Task to carry out:
Reply with the count of lines holding "선물하기", nothing more.

[Data records]
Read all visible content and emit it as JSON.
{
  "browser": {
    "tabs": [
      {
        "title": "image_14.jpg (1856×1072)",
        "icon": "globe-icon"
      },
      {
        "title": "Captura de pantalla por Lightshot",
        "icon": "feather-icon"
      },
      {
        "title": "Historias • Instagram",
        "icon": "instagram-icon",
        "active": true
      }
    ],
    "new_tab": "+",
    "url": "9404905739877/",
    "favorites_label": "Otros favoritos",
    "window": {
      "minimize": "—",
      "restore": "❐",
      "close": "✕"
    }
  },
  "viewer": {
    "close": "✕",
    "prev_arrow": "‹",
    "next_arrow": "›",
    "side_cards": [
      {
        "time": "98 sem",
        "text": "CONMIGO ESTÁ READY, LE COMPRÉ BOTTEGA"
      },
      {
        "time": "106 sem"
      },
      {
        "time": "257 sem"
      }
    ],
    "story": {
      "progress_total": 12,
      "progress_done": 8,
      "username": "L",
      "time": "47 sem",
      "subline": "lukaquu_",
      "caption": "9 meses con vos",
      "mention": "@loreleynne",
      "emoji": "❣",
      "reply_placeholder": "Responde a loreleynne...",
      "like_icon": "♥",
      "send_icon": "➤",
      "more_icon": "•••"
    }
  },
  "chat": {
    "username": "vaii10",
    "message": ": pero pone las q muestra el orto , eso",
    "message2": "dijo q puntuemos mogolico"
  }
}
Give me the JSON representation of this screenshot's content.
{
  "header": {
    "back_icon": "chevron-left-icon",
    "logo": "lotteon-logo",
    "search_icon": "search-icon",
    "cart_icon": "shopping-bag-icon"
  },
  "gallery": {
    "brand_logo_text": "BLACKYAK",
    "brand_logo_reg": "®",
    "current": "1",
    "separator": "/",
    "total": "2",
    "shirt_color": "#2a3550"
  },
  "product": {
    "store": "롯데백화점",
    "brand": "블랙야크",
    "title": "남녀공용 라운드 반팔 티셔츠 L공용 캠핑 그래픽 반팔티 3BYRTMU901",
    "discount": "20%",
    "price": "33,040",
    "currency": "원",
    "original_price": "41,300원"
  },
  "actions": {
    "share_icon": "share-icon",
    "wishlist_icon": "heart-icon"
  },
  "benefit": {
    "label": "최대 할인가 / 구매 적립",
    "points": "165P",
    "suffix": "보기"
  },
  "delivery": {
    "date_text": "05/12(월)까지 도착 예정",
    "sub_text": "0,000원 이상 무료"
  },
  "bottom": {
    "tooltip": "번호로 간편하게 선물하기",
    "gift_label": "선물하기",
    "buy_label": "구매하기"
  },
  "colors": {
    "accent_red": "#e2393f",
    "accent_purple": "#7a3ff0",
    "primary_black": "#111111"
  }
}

Final result:
2